**WHAT THE TASK ASKS:**
Omit the pictures and output every entry below exactly as written.
[start of GIVEN DATA]
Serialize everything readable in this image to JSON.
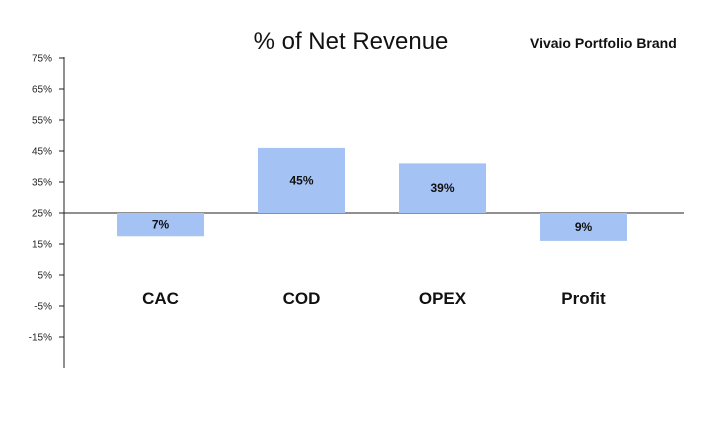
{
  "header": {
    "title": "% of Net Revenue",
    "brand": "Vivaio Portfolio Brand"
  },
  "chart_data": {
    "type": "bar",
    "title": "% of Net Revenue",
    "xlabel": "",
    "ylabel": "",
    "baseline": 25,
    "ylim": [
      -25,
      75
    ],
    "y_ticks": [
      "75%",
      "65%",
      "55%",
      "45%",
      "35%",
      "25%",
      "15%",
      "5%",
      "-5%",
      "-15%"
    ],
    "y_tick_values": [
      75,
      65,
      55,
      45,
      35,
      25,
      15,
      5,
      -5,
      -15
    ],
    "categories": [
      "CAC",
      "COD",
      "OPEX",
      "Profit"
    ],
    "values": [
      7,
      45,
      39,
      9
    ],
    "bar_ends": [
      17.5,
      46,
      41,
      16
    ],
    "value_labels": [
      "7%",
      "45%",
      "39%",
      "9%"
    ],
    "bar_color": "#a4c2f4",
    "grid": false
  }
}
[end of GIVEN DATA]
**FINISHED EXERCISE:**
Serialize everything readable in this image to JSON.
{
  "header": {
    "title": "% of Net Revenue",
    "brand": "Vivaio Portfolio Brand"
  },
  "chart_data": {
    "type": "bar",
    "title": "% of Net Revenue",
    "xlabel": "",
    "ylabel": "",
    "baseline": 25,
    "ylim": [
      -25,
      75
    ],
    "y_ticks": [
      "75%",
      "65%",
      "55%",
      "45%",
      "35%",
      "25%",
      "15%",
      "5%",
      "-5%",
      "-15%"
    ],
    "y_tick_values": [
      75,
      65,
      55,
      45,
      35,
      25,
      15,
      5,
      -5,
      -15
    ],
    "categories": [
      "CAC",
      "COD",
      "OPEX",
      "Profit"
    ],
    "values": [
      7,
      45,
      39,
      9
    ],
    "bar_ends": [
      17.5,
      46,
      41,
      16
    ],
    "value_labels": [
      "7%",
      "45%",
      "39%",
      "9%"
    ],
    "bar_color": "#a4c2f4",
    "grid": false
  }
}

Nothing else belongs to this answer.